• [Problem description]:
Can the data below be echoed back word for word?

• [Records shown]:
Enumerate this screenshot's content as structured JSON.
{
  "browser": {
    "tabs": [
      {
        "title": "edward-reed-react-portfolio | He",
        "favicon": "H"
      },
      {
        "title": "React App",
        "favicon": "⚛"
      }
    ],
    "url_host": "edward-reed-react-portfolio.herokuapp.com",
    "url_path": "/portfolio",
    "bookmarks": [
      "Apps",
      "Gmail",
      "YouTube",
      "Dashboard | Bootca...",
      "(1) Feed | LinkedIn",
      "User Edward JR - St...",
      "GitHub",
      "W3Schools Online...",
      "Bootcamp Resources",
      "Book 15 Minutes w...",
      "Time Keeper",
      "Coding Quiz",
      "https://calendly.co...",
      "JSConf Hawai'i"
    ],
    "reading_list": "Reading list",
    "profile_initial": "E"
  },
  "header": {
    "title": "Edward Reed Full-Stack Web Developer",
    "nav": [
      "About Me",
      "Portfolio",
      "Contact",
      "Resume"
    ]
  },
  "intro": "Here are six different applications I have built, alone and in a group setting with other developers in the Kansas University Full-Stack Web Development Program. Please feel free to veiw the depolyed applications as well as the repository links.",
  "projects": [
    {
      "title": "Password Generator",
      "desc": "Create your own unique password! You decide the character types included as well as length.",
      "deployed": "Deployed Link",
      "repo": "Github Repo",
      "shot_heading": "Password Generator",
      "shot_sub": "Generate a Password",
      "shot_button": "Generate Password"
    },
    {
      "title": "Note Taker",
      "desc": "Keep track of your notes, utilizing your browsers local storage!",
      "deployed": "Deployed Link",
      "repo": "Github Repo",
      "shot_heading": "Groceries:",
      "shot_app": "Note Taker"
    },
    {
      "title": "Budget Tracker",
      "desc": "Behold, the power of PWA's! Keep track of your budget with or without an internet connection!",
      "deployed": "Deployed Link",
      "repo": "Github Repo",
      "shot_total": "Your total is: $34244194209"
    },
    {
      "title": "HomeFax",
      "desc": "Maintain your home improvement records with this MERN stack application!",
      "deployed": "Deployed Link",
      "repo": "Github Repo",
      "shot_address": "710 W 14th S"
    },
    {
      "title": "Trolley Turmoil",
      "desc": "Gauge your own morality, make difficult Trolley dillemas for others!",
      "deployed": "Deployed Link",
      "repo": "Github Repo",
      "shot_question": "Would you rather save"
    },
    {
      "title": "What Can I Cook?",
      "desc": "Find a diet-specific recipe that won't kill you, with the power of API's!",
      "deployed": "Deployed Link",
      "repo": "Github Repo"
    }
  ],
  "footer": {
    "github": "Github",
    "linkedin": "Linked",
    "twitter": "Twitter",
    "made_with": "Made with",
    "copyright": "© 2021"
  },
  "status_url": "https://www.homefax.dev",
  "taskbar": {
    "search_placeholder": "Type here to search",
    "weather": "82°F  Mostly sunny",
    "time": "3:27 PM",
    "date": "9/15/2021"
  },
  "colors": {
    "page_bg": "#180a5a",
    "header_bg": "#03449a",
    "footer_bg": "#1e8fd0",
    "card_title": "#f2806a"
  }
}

• [The output]:
Enumerate this screenshot's content as structured JSON.
{
  "browser": {
    "tabs": [
      {
        "title": "edward-reed-react-portfolio | He",
        "favicon": "H"
      },
      {
        "title": "React App",
        "favicon": "⚛"
      }
    ],
    "url_host": "edward-reed-react-portfolio.herokuapp.com",
    "url_path": "/portfolio",
    "bookmarks": [
      "Apps",
      "Gmail",
      "YouTube",
      "Dashboard | Bootca...",
      "(1) Feed | LinkedIn",
      "User Edward JR - St...",
      "GitHub",
      "W3Schools Online...",
      "Bootcamp Resources",
      "Book 15 Minutes w...",
      "Time Keeper",
      "Coding Quiz",
      "https://calendly.co...",
      "JSConf Hawai'i"
    ],
    "reading_list": "Reading list",
    "profile_initial": "E"
  },
  "header": {
    "title": "Edward Reed Full-Stack Web Developer",
    "nav": [
      "About Me",
      "Portfolio",
      "Contact",
      "Resume"
    ]
  },
  "intro": "Here are six different applications I have built, alone and in a group setting with other developers in the Kansas University Full-Stack Web Development Program. Please feel free to veiw the depolyed applications as well as the repository links.",
  "projects": [
    {
      "title": "Password Generator",
      "desc": "Create your own unique password! You decide the character types included as well as length.",
      "deployed": "Deployed Link",
      "repo": "Github Repo",
      "shot_heading": "Password Generator",
      "shot_sub": "Generate a Password",
      "shot_button": "Generate Password"
    },
    {
      "title": "Note Taker",
      "desc": "Keep track of your notes, utilizing your browsers local storage!",
      "deployed": "Deployed Link",
      "repo": "Github Repo",
      "shot_heading": "Groceries:",
      "shot_app": "Note Taker"
    },
    {
      "title": "Budget Tracker",
      "desc": "Behold, the power of PWA's! Keep track of your budget with or without an internet connection!",
      "deployed": "Deployed Link",
      "repo": "Github Repo",
      "shot_total": "Your total is: $34244194209"
    },
    {
      "title": "HomeFax",
      "desc": "Maintain your home improvement records with this MERN stack application!",
      "deployed": "Deployed Link",
      "repo": "Github Repo",
      "shot_address": "710 W 14th S"
    },
    {
      "title": "Trolley Turmoil",
      "desc": "Gauge your own morality, make difficult Trolley dillemas for others!",
      "deployed": "Deployed Link",
      "repo": "Github Repo",
      "shot_question": "Would you rather save"
    },
    {
      "title": "What Can I Cook?",
      "desc": "Find a diet-specific recipe that won't kill you, with the power of API's!",
      "deployed": "Deployed Link",
      "repo": "Github Repo"
    }
  ],
  "footer": {
    "github": "Github",
    "linkedin": "Linked",
    "twitter": "Twitter",
    "made_with": "Made with",
    "copyright": "© 2021"
  },
  "status_url": "https://www.homefax.dev",
  "taskbar": {
    "search_placeholder": "Type here to search",
    "weather": "82°F  Mostly sunny",
    "time": "3:27 PM",
    "date": "9/15/2021"
  },
  "colors": {
    "page_bg": "#180a5a",
    "header_bg": "#03449a",
    "footer_bg": "#1e8fd0",
    "card_title": "#f2806a"
  }
}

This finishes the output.